◆ **Text block**
***
IN the winter of 2024, the long-buried wreck of the schooner Ada K. Damon—a fishing vessel that ran aground in 1909, broke up, and was eventually buried beneath layers of silt—re-emerged from beneath the sands on Crane Beach in Ipswich, Massachusetts. Dazzled by the vessel's sudden reappearance (after an especially dramatic king tide), local reporters described the wreck as a “surprise” and a “wild discovery.”1 Over the last twenty years, the Ada K. Damon has made a few cameo appearances on the beach as erosion and hurricane winds have dramatically reshaped the coastline around Ipswich. As responses to the ship's latest surfacing suggest, however, many residents and beachgoers have come to see shipwrecks like the Ada K. Damon—and the deeper histories of sailing, labor, and peril that they index—as incongruous presences in coastal spaces now associated primarily with leisure.

Like many other spots on Massachusetts’ North Shore (and the New England coast more broadly), Crane Beach has become a popular destination for swimmers, sunbathers, and day-tripping families; the nonprofit conservation organization that manages the beach estimates that more than 350,000 New Englanders visit the picturesque beach every year.2 But as the battered remains of the Ada K. Damon make clear, Crane Beach was not always a leisure destination. For centuries, the shores around present-day Ipswich were occupied seasonally by members of the Agawam people, who fished in the waters and raised crops on its grassy highlands. After the 1670s, Euro-Americans farmed the area's salt marshes and piloted an ever-expanding fleet of fishing vessels and commercial ships through the treacherous waters of Ipswich Bay. Crane Beach—like many other coastal locales in New England—remained a workaday place defined by toil, dangerous conditions, and bodily risk through much of the nineteenth century. As John Gillis, Matthew McKenzie, and other scholars have shown, New Englanders saw their region's oceanic environs as storehouses of extractable value, as conduits for the necessary but hazardous business of trade, and as wastelands of chaos and danger—and not the sort of places where one might seek healthful recreation, aesthetic experience, or valuable real estate.3 Those who lived along the coast often built their homes as far as they could from the sea and oriented their homes away from its unpredictable and hazardous forces.

As the nineteenth century progressed, middle-class New Englanders gradually adopted a new perspective on their oceanic environments. Eager to escape the heat, crowds, and dirt of area cities, tourists used the period's growing railroad network to explore the region's mountains and shores. Enterprising developers built hotels and rentable cottages to accommodate these travelers, and by the end of the century a host of seaside resorts—from exclusive enclaves like Newport or Bar Harbor to more affordable escapes like Old Orchard Beach in Maine—dotted New England's coastlines.
***
◆ **Prompt 1**
Duplicate the listing word for word, beginning with its first line and continuing through the line that contains "signature-heading: Signature: [241, 233, 735, 250]", including both of those lines.
The Crane Beach passage and the listing come from unrelated sources.
***
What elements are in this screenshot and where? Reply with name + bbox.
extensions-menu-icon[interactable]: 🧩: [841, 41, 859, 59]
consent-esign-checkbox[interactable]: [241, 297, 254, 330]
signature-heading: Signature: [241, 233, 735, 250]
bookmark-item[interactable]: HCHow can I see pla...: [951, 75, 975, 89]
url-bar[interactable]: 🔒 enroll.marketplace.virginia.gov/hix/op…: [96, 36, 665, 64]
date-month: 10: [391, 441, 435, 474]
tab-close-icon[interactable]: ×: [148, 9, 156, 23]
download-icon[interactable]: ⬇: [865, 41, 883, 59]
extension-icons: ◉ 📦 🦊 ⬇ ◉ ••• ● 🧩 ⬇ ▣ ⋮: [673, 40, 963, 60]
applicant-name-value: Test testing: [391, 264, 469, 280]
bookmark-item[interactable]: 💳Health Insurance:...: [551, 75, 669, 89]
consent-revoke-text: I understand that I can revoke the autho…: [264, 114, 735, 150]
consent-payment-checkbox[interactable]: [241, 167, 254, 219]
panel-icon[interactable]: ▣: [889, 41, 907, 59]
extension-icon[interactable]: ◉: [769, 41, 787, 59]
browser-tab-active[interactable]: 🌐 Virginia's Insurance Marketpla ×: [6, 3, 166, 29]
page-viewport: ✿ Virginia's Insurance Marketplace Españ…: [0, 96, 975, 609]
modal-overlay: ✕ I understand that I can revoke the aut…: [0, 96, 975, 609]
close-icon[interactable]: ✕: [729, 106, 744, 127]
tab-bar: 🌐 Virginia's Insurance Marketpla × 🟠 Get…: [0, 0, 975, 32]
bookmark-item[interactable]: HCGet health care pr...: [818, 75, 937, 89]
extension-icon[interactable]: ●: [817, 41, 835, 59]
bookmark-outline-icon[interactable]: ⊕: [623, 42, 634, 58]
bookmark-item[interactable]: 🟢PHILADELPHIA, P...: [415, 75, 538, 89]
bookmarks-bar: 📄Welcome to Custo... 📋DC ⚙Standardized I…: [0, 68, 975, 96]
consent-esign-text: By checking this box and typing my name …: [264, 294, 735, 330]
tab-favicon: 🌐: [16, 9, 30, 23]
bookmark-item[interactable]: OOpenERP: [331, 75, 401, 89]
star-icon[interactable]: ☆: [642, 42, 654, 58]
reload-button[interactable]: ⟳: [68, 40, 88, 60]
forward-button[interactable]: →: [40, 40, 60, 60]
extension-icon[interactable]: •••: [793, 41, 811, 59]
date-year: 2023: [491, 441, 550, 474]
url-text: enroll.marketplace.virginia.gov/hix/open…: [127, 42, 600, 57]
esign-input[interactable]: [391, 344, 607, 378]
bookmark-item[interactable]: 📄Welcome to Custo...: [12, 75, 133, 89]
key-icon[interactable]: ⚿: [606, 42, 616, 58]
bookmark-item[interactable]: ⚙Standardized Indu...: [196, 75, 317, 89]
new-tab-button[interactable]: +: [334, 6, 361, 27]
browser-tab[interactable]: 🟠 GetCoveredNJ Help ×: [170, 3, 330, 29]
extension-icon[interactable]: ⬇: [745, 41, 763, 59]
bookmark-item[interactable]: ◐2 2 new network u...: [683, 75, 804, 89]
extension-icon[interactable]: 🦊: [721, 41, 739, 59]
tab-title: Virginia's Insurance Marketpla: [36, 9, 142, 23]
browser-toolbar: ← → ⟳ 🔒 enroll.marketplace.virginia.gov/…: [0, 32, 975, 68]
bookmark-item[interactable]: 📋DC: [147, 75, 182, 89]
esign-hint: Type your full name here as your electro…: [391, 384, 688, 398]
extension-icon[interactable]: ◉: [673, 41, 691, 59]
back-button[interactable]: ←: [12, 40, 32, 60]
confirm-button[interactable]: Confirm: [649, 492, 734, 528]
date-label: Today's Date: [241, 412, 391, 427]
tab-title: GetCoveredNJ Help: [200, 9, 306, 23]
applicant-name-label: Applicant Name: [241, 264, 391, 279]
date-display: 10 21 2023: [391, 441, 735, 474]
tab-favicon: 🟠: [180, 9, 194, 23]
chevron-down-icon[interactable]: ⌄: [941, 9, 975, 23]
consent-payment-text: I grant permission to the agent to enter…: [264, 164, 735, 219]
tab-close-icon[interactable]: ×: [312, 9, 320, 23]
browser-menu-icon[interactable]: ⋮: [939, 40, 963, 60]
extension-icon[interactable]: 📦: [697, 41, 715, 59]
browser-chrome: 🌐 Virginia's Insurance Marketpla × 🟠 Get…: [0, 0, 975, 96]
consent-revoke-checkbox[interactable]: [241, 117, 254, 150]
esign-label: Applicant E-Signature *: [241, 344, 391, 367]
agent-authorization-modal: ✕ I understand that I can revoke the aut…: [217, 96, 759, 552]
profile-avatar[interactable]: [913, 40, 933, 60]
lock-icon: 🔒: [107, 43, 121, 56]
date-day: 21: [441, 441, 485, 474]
***
◆ **Prompt 2**
Answer these questions using the Crane Beach passage.
(a) In what year did the Ada K. Damon run aground?
(b) How many people does the organization managing Crane Beach estimate visit it each year?
(c) Which Maine resort does the passage name as one of the more affordable escapes?

◆ **Problem solution 1**
What elements are in this screenshot and where? Reply with name + bbox.
extensions-menu-icon[interactable]: 🧩: [841, 41, 859, 59]
consent-esign-checkbox[interactable]: [241, 297, 254, 330]
signature-heading: Signature: [241, 233, 735, 250]

◆ **Problem solution 2**
(a) 1909
(b) More than 350,000
(c) Old Orchard Beach